Find every line with the word "Correlation". Copy those lines.

★ ★ ★

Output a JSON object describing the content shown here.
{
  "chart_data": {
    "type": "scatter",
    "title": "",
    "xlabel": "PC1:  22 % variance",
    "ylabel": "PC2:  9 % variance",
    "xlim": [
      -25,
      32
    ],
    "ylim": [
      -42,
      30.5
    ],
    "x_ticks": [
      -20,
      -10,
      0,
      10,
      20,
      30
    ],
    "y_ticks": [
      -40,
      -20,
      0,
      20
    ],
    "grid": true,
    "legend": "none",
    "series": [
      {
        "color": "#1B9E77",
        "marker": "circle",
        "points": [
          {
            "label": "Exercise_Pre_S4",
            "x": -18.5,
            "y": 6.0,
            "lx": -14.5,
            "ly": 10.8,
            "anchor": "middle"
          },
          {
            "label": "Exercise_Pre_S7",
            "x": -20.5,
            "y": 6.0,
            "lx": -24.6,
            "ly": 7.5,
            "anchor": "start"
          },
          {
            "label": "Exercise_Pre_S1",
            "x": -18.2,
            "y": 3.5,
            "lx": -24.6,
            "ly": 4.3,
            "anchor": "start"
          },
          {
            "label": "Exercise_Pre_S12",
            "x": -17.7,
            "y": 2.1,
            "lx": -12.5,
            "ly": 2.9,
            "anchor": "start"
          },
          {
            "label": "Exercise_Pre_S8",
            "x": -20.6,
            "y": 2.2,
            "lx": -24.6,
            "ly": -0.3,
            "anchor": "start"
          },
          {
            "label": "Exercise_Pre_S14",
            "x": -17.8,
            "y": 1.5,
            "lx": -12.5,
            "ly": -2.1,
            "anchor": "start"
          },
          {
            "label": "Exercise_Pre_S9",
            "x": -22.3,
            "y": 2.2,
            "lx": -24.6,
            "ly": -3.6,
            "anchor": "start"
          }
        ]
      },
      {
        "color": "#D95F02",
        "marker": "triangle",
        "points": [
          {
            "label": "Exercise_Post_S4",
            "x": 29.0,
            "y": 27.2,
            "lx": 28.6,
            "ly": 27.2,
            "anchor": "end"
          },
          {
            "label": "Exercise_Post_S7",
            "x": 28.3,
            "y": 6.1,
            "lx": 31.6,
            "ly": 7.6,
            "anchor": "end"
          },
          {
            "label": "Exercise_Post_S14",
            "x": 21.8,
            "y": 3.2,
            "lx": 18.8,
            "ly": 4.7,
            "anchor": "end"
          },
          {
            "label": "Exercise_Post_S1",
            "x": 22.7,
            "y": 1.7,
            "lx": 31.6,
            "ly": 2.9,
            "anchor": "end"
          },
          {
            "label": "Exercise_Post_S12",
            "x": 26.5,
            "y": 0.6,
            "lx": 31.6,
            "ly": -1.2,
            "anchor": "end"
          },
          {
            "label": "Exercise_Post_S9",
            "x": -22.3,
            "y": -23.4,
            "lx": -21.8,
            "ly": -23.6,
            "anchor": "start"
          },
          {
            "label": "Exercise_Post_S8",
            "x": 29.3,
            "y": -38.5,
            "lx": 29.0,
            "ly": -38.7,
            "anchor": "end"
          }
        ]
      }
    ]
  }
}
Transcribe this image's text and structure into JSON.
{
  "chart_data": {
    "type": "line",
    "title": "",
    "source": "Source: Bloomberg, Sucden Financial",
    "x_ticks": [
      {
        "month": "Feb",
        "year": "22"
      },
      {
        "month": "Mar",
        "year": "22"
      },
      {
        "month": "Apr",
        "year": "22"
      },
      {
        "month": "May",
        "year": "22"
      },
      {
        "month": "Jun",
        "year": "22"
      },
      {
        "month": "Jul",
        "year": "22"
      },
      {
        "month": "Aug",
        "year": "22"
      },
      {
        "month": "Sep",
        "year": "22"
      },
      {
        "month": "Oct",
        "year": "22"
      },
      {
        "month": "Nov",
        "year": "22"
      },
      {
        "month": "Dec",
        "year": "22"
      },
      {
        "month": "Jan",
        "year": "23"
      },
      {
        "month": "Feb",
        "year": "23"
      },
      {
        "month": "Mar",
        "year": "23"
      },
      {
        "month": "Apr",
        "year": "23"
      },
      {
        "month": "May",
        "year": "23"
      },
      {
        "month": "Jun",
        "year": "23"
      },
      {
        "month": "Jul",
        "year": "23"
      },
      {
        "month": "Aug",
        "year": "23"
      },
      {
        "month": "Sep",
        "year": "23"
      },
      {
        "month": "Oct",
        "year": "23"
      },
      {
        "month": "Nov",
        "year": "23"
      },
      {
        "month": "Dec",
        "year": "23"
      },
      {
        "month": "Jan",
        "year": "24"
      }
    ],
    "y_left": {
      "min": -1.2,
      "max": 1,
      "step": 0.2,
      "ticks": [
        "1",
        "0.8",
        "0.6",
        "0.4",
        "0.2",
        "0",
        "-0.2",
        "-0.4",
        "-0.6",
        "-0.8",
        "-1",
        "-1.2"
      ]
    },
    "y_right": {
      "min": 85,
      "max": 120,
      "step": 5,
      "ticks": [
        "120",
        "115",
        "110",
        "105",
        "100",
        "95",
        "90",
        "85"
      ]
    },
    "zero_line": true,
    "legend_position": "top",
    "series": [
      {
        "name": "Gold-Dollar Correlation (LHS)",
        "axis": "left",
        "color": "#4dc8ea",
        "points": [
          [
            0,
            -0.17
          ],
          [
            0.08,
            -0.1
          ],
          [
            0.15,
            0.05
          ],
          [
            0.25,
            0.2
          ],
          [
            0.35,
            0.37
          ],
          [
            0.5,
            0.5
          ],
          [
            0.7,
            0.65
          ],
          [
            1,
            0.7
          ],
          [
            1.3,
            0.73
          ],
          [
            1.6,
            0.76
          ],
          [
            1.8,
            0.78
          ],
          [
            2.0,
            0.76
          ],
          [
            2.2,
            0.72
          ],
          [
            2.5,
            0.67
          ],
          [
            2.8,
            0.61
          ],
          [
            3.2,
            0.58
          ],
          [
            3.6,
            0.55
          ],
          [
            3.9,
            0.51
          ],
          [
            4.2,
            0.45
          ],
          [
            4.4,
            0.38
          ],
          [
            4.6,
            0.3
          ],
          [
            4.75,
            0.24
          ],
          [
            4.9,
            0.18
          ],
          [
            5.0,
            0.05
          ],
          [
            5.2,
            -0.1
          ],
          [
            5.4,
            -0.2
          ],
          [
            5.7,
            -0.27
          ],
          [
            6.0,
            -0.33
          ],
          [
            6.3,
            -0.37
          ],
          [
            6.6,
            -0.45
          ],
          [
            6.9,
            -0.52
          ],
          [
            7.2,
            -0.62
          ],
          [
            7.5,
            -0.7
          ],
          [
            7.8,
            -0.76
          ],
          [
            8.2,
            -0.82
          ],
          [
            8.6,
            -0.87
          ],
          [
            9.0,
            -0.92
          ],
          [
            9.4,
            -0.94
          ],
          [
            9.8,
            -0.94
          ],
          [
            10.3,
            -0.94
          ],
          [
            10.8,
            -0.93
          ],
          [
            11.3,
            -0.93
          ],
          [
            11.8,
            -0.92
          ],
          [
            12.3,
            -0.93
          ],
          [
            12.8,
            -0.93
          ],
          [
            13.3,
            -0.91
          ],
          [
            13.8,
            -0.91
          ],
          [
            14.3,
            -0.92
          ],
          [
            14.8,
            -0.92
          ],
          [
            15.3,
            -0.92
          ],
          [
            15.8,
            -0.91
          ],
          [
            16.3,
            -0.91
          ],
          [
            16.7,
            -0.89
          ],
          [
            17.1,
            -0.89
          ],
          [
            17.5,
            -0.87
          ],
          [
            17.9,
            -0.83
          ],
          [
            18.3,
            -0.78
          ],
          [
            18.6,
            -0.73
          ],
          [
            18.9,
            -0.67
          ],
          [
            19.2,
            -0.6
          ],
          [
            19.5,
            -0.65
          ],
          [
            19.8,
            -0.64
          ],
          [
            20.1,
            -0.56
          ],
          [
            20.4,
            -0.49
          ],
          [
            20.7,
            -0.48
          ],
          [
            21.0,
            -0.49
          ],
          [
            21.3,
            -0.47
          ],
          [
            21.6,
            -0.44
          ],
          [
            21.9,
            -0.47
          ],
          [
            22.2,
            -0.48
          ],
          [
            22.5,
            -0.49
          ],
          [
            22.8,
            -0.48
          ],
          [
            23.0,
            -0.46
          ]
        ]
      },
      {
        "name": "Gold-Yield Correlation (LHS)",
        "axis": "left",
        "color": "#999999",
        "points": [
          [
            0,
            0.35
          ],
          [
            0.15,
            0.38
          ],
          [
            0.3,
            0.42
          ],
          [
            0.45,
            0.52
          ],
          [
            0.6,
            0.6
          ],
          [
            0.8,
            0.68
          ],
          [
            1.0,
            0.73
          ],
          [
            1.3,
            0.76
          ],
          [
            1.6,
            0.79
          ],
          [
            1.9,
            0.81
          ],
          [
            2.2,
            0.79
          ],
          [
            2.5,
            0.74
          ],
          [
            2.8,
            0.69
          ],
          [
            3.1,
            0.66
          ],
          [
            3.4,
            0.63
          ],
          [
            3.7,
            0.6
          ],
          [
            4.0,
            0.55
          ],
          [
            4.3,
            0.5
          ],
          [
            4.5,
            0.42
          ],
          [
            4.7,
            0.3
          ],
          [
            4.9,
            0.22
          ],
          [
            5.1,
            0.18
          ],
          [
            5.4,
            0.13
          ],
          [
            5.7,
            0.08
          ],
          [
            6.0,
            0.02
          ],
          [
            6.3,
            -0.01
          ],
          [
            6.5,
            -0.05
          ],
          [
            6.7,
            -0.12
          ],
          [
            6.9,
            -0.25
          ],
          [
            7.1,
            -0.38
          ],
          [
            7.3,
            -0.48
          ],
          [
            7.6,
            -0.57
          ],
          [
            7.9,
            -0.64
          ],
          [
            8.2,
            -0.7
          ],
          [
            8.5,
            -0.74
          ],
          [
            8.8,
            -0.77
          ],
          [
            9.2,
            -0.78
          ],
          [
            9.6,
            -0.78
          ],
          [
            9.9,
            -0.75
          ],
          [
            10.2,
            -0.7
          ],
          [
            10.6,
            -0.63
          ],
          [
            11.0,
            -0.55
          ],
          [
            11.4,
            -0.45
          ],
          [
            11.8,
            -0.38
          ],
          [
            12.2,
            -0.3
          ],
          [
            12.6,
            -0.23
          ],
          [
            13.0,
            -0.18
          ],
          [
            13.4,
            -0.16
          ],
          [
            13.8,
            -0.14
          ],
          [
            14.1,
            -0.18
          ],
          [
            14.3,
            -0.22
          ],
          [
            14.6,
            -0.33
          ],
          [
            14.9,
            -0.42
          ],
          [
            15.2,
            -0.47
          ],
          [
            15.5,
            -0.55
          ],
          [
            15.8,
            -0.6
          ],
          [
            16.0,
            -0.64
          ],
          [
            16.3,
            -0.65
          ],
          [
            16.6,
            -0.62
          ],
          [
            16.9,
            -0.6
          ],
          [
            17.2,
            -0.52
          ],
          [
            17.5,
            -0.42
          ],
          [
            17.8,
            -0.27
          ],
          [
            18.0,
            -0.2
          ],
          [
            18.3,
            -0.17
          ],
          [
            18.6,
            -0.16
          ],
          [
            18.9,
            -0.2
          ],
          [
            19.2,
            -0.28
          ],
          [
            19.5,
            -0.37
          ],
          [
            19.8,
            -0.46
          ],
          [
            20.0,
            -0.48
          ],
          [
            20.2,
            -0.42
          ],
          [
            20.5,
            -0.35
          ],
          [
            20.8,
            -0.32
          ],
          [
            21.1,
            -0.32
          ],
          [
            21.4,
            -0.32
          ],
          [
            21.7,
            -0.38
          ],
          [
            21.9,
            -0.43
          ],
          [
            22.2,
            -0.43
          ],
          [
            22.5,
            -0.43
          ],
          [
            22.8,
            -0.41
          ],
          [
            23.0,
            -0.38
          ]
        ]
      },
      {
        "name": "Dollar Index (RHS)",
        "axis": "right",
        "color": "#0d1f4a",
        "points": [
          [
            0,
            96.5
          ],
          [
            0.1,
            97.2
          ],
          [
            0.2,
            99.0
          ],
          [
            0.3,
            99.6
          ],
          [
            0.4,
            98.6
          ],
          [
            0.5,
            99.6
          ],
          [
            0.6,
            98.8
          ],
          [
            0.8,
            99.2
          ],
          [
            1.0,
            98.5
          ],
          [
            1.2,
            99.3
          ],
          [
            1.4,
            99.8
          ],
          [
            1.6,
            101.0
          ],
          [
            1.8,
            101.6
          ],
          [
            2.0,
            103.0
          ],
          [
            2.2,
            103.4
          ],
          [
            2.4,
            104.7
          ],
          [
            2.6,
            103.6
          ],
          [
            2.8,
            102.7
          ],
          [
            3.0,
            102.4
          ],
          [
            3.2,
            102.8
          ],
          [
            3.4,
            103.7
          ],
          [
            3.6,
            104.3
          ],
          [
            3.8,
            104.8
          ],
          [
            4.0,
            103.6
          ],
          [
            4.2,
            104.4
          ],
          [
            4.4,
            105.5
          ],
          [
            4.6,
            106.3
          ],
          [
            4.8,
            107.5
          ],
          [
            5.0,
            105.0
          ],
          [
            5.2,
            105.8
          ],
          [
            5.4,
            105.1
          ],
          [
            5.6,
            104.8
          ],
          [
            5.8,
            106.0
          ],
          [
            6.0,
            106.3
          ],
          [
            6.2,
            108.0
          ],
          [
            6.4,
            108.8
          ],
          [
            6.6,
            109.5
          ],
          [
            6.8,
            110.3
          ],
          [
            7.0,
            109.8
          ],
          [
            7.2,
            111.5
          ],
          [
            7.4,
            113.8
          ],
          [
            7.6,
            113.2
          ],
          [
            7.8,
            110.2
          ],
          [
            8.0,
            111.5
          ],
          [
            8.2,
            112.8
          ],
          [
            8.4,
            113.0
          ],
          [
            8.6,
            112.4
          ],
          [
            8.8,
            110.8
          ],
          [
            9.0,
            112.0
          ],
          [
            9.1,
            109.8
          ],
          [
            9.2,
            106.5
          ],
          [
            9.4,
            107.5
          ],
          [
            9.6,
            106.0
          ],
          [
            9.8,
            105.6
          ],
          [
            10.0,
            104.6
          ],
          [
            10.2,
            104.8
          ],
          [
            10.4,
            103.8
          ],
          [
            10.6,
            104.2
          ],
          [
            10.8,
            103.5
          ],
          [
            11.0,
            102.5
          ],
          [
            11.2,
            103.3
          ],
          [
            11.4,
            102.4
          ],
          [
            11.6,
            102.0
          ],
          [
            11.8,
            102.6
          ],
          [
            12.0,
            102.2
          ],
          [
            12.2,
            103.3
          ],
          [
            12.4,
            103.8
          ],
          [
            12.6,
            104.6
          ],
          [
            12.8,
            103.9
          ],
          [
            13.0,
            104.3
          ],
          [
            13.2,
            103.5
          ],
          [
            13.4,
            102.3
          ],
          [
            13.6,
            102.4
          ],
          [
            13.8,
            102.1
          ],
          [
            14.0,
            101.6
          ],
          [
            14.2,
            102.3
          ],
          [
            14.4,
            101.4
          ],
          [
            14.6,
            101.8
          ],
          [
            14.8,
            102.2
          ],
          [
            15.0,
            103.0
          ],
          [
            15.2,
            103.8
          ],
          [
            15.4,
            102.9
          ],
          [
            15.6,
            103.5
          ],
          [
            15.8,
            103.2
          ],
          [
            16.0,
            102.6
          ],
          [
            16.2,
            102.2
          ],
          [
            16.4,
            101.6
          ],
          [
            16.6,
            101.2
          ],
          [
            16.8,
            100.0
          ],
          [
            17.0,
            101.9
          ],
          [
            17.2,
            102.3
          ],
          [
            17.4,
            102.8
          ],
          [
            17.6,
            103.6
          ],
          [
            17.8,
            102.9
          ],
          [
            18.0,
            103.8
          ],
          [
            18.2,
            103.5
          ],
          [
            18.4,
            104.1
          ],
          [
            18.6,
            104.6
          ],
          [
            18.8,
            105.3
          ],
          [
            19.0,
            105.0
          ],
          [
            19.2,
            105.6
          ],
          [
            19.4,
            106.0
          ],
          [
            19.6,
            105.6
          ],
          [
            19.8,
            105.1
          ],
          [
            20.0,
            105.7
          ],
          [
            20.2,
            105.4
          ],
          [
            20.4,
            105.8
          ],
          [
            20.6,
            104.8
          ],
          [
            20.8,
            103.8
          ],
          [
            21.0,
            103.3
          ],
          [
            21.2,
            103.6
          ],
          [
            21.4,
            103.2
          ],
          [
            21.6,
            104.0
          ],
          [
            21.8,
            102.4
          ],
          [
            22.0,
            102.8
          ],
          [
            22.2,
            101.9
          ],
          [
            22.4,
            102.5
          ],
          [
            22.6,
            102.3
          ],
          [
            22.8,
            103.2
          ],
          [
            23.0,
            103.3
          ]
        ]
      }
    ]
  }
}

★ ★ ★

**Exercise solution**:
        "name": "Gold-Dollar Correlation (LHS)",
        "name": "Gold-Yield Correlation (LHS)",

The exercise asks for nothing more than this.